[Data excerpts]
────────────────
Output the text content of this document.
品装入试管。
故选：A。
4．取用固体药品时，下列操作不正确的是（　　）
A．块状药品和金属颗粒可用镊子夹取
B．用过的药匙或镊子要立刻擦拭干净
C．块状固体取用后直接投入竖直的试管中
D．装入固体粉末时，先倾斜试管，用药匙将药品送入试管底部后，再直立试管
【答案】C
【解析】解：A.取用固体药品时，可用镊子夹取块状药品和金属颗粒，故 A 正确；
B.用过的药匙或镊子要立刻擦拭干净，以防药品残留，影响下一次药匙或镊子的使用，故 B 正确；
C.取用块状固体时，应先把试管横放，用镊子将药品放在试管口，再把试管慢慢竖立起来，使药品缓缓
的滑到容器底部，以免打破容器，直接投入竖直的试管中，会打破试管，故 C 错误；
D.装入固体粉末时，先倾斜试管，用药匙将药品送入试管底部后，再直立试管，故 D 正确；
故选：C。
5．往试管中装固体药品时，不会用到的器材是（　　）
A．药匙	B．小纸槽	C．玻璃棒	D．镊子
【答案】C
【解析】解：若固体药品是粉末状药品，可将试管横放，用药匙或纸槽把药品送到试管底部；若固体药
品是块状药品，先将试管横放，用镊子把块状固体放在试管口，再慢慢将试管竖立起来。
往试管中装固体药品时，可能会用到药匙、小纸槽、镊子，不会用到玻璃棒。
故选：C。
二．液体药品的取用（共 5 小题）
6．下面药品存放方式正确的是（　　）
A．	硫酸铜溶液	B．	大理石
────────────────
**Problem to solve**
Extract the complete set of records unchanged.

**Answer to this task**
Output the text content of this document.
品装入试管。
故选：A。
4．取用固体药品时，下列操作不正确的是（　　）
A．块状药品和金属颗粒可用镊子夹取
B．用过的药匙或镊子要立刻擦拭干净
C．块状固体取用后直接投入竖直的试管中
D．装入固体粉末时，先倾斜试管，用药匙将药品送入试管底部后，再直立试管
【答案】C
【解析】解：A.取用固体药品时，可用镊子夹取块状药品和金属颗粒，故 A 正确；
B.用过的药匙或镊子要立刻擦拭干净，以防药品残留，影响下一次药匙或镊子的使用，故 B 正确；
C.取用块状固体时，应先把试管横放，用镊子将药品放在试管口，再把试管慢慢竖立起来，使药品缓缓
的滑到容器底部，以免打破容器，直接投入竖直的试管中，会打破试管，故 C 错误；
D.装入固体粉末时，先倾斜试管，用药匙将药品送入试管底部后，再直立试管，故 D 正确；
故选：C。
5．往试管中装固体药品时，不会用到的器材是（　　）
A．药匙	B．小纸槽	C．玻璃棒	D．镊子
【答案】C
【解析】解：若固体药品是粉末状药品，可将试管横放，用药匙或纸槽把药品送到试管底部；若固体药
品是块状药品，先将试管横放，用镊子把块状固体放在试管口，再慢慢将试管竖立起来。
往试管中装固体药品时，可能会用到药匙、小纸槽、镊子，不会用到玻璃棒。
故选：C。
二．液体药品的取用（共 5 小题）
6．下面药品存放方式正确的是（　　）
A．	硫酸铜溶液	B．	大理石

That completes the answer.